_Written exercise_
Of the lines in the listing below, how many hold "JSON"? Answer with the number only.

_Task inputs_
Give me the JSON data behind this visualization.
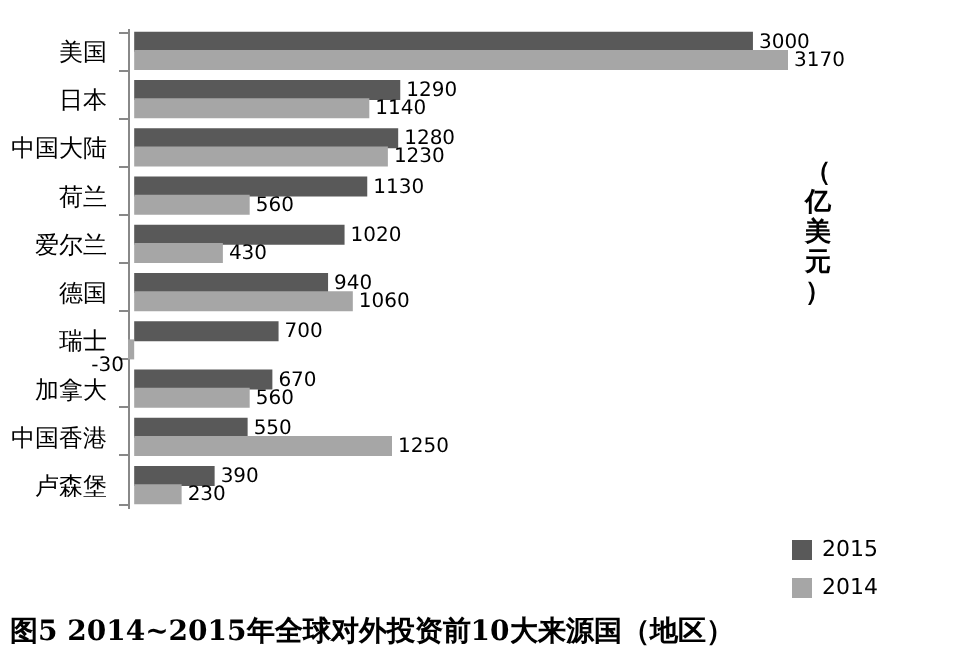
{
  "chart_data": {
    "type": "bar",
    "orientation": "horizontal",
    "title": "图5 2014~2015年全球对外投资前10大来源国（地区）",
    "annotations": [
      "（亿美元）"
    ],
    "categories": [
      "美国",
      "日本",
      "中国大陆",
      "荷兰",
      "爱尔兰",
      "德国",
      "瑞士",
      "加拿大",
      "中国香港",
      "卢森堡"
    ],
    "series": [
      {
        "name": "2015",
        "color": "#595959",
        "values": [
          3000,
          1290,
          1280,
          1130,
          1020,
          940,
          700,
          670,
          550,
          390
        ]
      },
      {
        "name": "2014",
        "color": "#a6a6a6",
        "values": [
          3170,
          1140,
          1230,
          560,
          430,
          1060,
          -30,
          560,
          1250,
          230
        ]
      }
    ],
    "data_labels": true,
    "legend": "bottom right",
    "grid": false,
    "tick_labels": "y"
  }
}
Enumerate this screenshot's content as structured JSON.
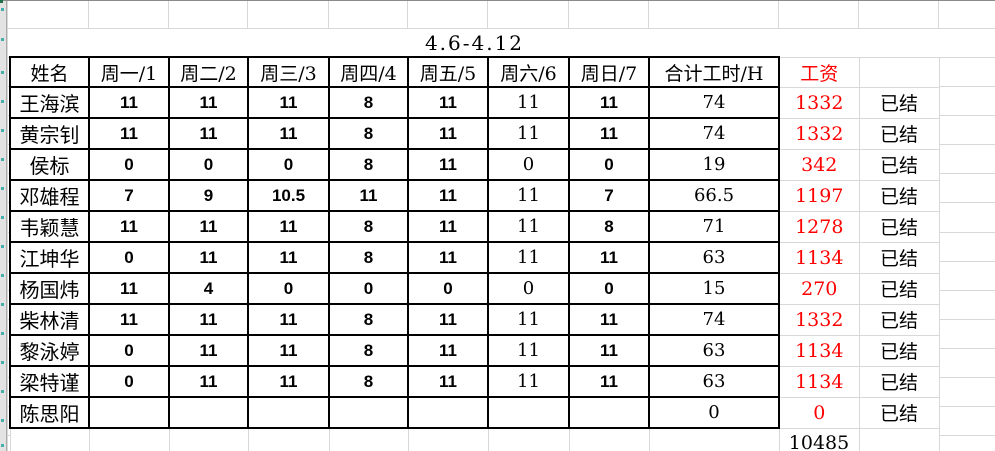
{
  "sheet": {
    "title": "4.6-4.12",
    "columns": [
      "姓名",
      "周一/1",
      "周二/2",
      "周三/3",
      "周四/4",
      "周五/5",
      "周六/6",
      "周日/7",
      "合计工时/H"
    ],
    "wage_header": "工资",
    "rows": [
      {
        "name": "王海滨",
        "days": [
          "11",
          "11",
          "11",
          "8",
          "11",
          "11",
          "11"
        ],
        "total": "74",
        "wage": "1332",
        "status": "已结"
      },
      {
        "name": "黄宗钊",
        "days": [
          "11",
          "11",
          "11",
          "8",
          "11",
          "11",
          "11"
        ],
        "total": "74",
        "wage": "1332",
        "status": "已结"
      },
      {
        "name": "侯标",
        "days": [
          "0",
          "0",
          "0",
          "8",
          "11",
          "0",
          "0"
        ],
        "total": "19",
        "wage": "342",
        "status": "已结"
      },
      {
        "name": "邓雄程",
        "days": [
          "7",
          "9",
          "10.5",
          "11",
          "11",
          "11",
          "7"
        ],
        "total": "66.5",
        "wage": "1197",
        "status": "已结"
      },
      {
        "name": "韦颖慧",
        "days": [
          "11",
          "11",
          "11",
          "8",
          "11",
          "11",
          "8"
        ],
        "total": "71",
        "wage": "1278",
        "status": "已结"
      },
      {
        "name": "江坤华",
        "days": [
          "0",
          "11",
          "11",
          "8",
          "11",
          "11",
          "11"
        ],
        "total": "63",
        "wage": "1134",
        "status": "已结"
      },
      {
        "name": "杨国炜",
        "days": [
          "11",
          "4",
          "0",
          "0",
          "0",
          "0",
          "0"
        ],
        "total": "15",
        "wage": "270",
        "status": "已结"
      },
      {
        "name": "柴林清",
        "days": [
          "11",
          "11",
          "11",
          "8",
          "11",
          "11",
          "11"
        ],
        "total": "74",
        "wage": "1332",
        "status": "已结"
      },
      {
        "name": "黎泳婷",
        "days": [
          "0",
          "11",
          "11",
          "8",
          "11",
          "11",
          "11"
        ],
        "total": "63",
        "wage": "1134",
        "status": "已结"
      },
      {
        "name": "梁特谨",
        "days": [
          "0",
          "11",
          "11",
          "8",
          "11",
          "11",
          "11"
        ],
        "total": "63",
        "wage": "1134",
        "status": "已结"
      },
      {
        "name": "陈思阳",
        "days": [
          "",
          "",
          "",
          "",
          "",
          "",
          ""
        ],
        "total": "0",
        "wage": "0",
        "status": "已结"
      }
    ],
    "grand_total": "10485",
    "colors": {
      "wage_red": "#ff0000",
      "grid": "#d8d8d8",
      "table_border": "#000000",
      "row_header_bg": "#e3e3e3",
      "row_mark_teal": "#48afa8"
    }
  }
}
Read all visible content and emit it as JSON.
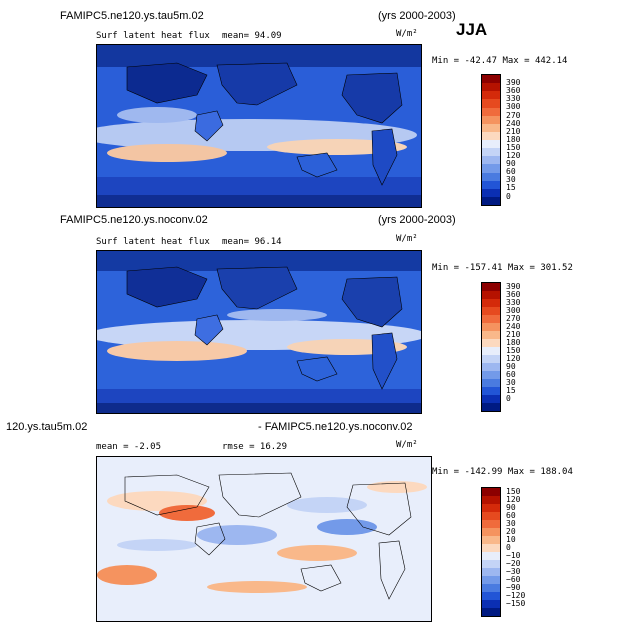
{
  "season": "JJA",
  "panels": [
    {
      "case_name": "FAMIPC5.ne120.ys.tau5m.02",
      "years": "(yrs 2000-2003)",
      "field_label": "Surf latent heat flux",
      "stat_label": "mean=  94.09",
      "units": "W/m²",
      "minmax": "Min = -42.47  Max = 442.14",
      "colorbar_labels": [
        "390",
        "360",
        "330",
        "300",
        "270",
        "240",
        "210",
        "180",
        "150",
        "120",
        "90",
        "60",
        "30",
        "15",
        "0"
      ],
      "colorbar_colors": [
        "#8c0000",
        "#b51200",
        "#d42a0a",
        "#e64a1f",
        "#f06b3c",
        "#f5935f",
        "#f9b88a",
        "#fcd9bf",
        "#e8eefb",
        "#c4d4f6",
        "#9db7f0",
        "#739ae9",
        "#4a7be0",
        "#2255d6",
        "#0b2fb3",
        "#001a82"
      ]
    },
    {
      "case_name": "FAMIPC5.ne120.ys.noconv.02",
      "years": "(yrs 2000-2003)",
      "field_label": "Surf latent heat flux",
      "stat_label": "mean=  96.14",
      "units": "W/m²",
      "minmax": "Min = -157.41  Max = 301.52",
      "colorbar_labels": [
        "390",
        "360",
        "330",
        "300",
        "270",
        "240",
        "210",
        "180",
        "150",
        "120",
        "90",
        "60",
        "30",
        "15",
        "0"
      ],
      "colorbar_colors": [
        "#8c0000",
        "#b51200",
        "#d42a0a",
        "#e64a1f",
        "#f06b3c",
        "#f5935f",
        "#f9b88a",
        "#fcd9bf",
        "#e8eefb",
        "#c4d4f6",
        "#9db7f0",
        "#739ae9",
        "#4a7be0",
        "#2255d6",
        "#0b2fb3",
        "#001a82"
      ]
    },
    {
      "case_left": "120.ys.tau5m.02",
      "case_right": "- FAMIPC5.ne120.ys.noconv.02",
      "stat_label": "mean =  -2.05",
      "rmse_label": "rmse =  16.29",
      "units": "W/m²",
      "minmax": "Min = -142.99  Max = 188.04",
      "colorbar_labels": [
        "150",
        "120",
        "90",
        "60",
        "30",
        "20",
        "10",
        "0",
        "−10",
        "−20",
        "−30",
        "−60",
        "−90",
        "−120",
        "−150"
      ],
      "colorbar_colors": [
        "#8c0000",
        "#b51200",
        "#d42a0a",
        "#e64a1f",
        "#f06b3c",
        "#f5935f",
        "#f9b88a",
        "#fcd9bf",
        "#e8eefb",
        "#c4d4f6",
        "#9db7f0",
        "#739ae9",
        "#4a7be0",
        "#2255d6",
        "#0b2fb3",
        "#001a82"
      ]
    }
  ]
}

_Solution for this task_
3